▶ _GIVEN REQUEST_
State only the number of lines that contain the string "understanding".

▶ _TASK INPUTS_
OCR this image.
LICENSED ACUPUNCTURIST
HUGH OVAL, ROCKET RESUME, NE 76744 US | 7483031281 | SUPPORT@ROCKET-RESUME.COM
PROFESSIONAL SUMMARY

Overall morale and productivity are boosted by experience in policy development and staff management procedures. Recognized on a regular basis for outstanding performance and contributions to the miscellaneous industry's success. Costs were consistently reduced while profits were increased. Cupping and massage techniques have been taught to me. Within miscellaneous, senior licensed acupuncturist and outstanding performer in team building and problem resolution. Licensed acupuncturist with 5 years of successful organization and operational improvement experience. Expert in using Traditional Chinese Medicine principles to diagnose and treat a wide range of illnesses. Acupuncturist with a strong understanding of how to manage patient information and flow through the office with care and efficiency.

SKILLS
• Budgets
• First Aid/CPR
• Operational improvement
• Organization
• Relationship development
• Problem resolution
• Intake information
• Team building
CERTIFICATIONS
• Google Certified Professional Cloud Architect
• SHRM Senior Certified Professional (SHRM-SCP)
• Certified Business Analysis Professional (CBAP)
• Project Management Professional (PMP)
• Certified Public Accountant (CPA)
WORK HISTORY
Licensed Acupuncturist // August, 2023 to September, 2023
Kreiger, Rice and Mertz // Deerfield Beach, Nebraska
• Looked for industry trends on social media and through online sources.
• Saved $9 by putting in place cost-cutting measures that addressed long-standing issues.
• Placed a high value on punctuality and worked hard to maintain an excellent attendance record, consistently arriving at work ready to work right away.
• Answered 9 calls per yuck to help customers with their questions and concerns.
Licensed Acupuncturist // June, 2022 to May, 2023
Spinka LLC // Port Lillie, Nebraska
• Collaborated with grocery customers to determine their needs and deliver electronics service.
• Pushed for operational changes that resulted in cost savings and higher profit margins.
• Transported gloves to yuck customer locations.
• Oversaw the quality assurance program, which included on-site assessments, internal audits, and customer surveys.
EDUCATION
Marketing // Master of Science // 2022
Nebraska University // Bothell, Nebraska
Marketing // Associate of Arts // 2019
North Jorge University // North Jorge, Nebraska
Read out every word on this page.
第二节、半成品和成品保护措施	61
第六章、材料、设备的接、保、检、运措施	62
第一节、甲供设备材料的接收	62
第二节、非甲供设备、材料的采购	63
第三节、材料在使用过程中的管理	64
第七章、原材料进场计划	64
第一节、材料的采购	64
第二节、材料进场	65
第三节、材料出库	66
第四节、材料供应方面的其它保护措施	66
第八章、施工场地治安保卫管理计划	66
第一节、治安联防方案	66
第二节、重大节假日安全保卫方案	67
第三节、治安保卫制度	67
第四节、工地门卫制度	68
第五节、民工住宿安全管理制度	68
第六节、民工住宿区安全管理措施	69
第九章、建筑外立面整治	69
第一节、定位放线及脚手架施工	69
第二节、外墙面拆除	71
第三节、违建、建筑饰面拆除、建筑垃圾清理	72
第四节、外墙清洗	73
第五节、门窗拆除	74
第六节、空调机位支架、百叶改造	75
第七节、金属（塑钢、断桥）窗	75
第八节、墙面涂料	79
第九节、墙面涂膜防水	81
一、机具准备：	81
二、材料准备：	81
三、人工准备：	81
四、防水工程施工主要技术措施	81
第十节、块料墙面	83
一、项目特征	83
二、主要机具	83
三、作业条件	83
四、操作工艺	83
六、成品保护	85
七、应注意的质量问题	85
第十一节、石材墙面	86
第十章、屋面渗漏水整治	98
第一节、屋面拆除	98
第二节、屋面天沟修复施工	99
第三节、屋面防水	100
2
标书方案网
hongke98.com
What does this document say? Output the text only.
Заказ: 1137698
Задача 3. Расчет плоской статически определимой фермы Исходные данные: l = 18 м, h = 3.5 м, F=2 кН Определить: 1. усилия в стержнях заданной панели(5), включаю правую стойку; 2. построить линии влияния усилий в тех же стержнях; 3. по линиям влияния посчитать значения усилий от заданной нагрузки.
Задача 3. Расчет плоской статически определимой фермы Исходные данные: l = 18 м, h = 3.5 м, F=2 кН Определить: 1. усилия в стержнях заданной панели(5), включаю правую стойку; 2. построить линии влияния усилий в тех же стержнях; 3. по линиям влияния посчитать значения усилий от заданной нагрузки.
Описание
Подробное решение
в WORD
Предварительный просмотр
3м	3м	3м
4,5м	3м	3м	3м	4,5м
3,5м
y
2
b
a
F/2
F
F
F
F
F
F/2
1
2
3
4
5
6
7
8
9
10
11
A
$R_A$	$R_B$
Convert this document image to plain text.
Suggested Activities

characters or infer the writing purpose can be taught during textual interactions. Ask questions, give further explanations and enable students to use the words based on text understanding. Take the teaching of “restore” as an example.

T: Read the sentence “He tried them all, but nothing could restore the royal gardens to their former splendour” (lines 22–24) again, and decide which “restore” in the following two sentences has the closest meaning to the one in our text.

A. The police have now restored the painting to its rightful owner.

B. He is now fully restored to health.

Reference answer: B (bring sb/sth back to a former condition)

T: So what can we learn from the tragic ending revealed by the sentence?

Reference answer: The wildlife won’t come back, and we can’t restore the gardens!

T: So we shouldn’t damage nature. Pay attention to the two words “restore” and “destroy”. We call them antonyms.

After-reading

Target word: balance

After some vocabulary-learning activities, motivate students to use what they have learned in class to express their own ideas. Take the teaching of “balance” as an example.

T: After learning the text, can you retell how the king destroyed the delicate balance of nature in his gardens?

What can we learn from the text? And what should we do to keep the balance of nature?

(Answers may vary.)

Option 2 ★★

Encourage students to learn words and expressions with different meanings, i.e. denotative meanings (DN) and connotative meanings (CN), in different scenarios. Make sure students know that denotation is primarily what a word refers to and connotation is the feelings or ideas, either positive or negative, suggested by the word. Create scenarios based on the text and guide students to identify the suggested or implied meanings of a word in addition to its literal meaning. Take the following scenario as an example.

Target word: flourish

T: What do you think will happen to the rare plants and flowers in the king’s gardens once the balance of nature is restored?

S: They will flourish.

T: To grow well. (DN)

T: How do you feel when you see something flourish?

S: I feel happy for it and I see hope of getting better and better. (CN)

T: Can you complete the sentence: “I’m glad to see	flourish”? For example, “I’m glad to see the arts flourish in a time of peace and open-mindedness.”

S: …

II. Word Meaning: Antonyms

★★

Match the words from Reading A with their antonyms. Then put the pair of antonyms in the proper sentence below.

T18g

▶ _RESULT OF THE EXERCISE_
2